# Supplied text start
Updated June 2026 · England & Wales
Restrictive covenants are some of the most argued-over clauses in any UK employment contract. They sit quietly at the back of the agreement until someone resigns, and then suddenly everyone is reading them very carefully. For employers, they are a way to stop a departing employee walking out with clients, colleagues or commercially sensitive know-how. For employees, they can feel like a brake on the next stage of a career. Both sides have a point, which is why the courts in England and Wales set a fairly high bar before they will enforce these clauses. This guide walks through the main types of restrictive covenant you are likely to see in an employment contract, how enforceability works in practice, and the things worth thinking about before you sign or rely on one.

What this document is

A restrictive covenant is a contractual promise by an employee to refrain from doing certain things either during employment or for a defined period after they leave. In an employment setting, the most common examples are promises not to work for a competitor, not to approach the former employer's clients, not to hire away former colleagues, and not to misuse confidential information.

Under English law, any clause that restrains a person's freedom to trade or earn a living starts off as unenforceable. The employer then has to show two things: that the clause protects a legitimate business interest, such as client connections, confidential information or a stable workforce, and that the restriction goes no further than is reasonably necessary to protect that interest.
# Supplied text end
• Goal of the exercise
Write the next part of the guide to restrictive covenants in UK employment contracts, picking up after its final sentence.
# Information shown start
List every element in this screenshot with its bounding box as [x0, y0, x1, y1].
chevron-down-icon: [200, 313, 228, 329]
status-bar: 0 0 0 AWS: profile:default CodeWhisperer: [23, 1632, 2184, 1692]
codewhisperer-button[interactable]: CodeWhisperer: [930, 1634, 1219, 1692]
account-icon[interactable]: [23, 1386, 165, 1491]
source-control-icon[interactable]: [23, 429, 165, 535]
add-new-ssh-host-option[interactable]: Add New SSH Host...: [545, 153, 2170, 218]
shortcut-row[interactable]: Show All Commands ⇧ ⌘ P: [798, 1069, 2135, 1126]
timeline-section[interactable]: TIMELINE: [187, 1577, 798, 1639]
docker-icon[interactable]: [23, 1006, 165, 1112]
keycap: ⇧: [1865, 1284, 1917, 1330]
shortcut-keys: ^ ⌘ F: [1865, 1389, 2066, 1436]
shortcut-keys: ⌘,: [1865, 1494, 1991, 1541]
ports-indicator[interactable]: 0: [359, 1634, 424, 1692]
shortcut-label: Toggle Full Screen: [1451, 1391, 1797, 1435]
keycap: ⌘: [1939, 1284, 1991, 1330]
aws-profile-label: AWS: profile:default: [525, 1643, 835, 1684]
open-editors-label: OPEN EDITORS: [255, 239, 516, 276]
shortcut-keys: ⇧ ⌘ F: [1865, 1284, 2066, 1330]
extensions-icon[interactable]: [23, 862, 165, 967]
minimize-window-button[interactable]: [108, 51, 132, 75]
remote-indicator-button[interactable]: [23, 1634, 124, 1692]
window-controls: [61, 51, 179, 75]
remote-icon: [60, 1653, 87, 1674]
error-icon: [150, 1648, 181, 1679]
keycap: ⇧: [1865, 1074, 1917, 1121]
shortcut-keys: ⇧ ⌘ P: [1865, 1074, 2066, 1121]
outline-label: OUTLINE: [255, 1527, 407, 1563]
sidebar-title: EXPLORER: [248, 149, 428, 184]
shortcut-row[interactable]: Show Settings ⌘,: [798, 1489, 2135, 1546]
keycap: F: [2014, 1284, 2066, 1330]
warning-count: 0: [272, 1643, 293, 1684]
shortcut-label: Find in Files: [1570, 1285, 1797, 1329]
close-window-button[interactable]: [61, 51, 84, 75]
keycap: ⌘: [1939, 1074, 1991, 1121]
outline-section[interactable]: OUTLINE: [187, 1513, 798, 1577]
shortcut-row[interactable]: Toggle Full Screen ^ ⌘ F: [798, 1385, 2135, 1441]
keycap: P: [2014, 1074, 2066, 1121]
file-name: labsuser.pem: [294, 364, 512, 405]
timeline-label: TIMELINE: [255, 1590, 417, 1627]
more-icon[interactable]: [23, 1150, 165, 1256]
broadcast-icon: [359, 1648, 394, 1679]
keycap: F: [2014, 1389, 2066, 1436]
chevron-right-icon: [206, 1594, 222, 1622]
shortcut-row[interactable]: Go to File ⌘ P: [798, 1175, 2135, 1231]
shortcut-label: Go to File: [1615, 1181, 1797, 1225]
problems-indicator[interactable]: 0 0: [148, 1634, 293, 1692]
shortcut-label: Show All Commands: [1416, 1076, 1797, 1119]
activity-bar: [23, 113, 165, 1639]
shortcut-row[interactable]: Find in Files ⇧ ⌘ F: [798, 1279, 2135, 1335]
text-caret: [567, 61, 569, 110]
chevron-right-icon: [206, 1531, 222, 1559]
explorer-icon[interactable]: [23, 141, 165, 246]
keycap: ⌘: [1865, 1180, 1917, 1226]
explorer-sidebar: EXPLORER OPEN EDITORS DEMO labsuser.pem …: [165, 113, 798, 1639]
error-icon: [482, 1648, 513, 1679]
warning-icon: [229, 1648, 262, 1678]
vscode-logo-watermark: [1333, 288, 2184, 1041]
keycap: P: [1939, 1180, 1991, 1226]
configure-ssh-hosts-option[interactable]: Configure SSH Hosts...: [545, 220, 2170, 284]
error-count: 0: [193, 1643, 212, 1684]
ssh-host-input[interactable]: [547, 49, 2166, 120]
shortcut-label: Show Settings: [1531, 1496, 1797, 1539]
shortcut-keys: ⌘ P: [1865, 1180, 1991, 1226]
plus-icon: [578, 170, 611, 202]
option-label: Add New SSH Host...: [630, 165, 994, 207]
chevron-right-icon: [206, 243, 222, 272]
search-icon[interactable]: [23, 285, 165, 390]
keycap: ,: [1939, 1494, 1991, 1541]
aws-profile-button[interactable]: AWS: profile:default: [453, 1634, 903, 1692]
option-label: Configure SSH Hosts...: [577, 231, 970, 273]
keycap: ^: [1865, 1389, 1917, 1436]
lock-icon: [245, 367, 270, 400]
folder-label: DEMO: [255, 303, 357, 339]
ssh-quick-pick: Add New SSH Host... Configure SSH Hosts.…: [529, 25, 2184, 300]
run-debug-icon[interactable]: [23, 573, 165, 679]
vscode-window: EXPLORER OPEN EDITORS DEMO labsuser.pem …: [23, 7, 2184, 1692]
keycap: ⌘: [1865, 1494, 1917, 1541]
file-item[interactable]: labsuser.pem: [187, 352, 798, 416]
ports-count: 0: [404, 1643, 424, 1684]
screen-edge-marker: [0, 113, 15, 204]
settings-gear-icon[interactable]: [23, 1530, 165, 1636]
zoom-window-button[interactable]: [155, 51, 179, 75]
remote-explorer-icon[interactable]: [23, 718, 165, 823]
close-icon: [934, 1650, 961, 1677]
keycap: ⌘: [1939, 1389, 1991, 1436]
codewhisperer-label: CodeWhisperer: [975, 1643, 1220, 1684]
# Information shown end
• Answer to the exercise
Reasonableness is judged by looking at the scope of activity covered, the geographical area, and the length of time the restriction lasts. A clause that tries to do too much often ends up doing nothing at all, because the court will refuse to enforce it rather than rewrite it for the employer.

How to use this document

  1. Identify the legitimate business interest. Before drafting or agreeing a covenant, be clear on what the clause is actually protecting. Typical interests include client and customer connections, trade secrets, confidential pricing or strategy information, and the stability of the workforce. A covenant that does not tie back to a genuine interest of this kind is unlikely to survive a challenge. 2. Match the restriction to the role. The seniority, client exposure and access to information of the employee matters. A covenant that might be reasonable for a senior account director who owns the client relationship will often be too wide for a junior team member with no direct client contact. Tailoring the scope of the clause to the actual role strengthens enforceability. 3. Keep duration and geography proportionate. Courts tend to look sceptically at long post-termination periods and broad geographical areas. Many well-drafted covenants are measured in months rather than years, and cover only the markets or regions where the employer and employee genuinely operate. The narrower and shorter the restriction, the more likely it is to hold up. 4. Use separate, clearly worded clauses. Non-compete, non-solicitation, non-dealing and non-poaching clauses should each be drafted as standalone provisions with their own scope and duration. Bundling everything into one sprawling paragraph makes it harder to sever an unreasonable part if challenged, and can bring down otherwise workable restrictions with it. 5. Review the covenants when roles change. A covenant signed when someone joined as a graduate may be meaningless by the time they are running a department. Employers often refresh restrictive covenants on promotion or when responsibilities change significantly, sometimes with additional consideration, so the clause reflects the employee's current position rather than a role they left behind years ago.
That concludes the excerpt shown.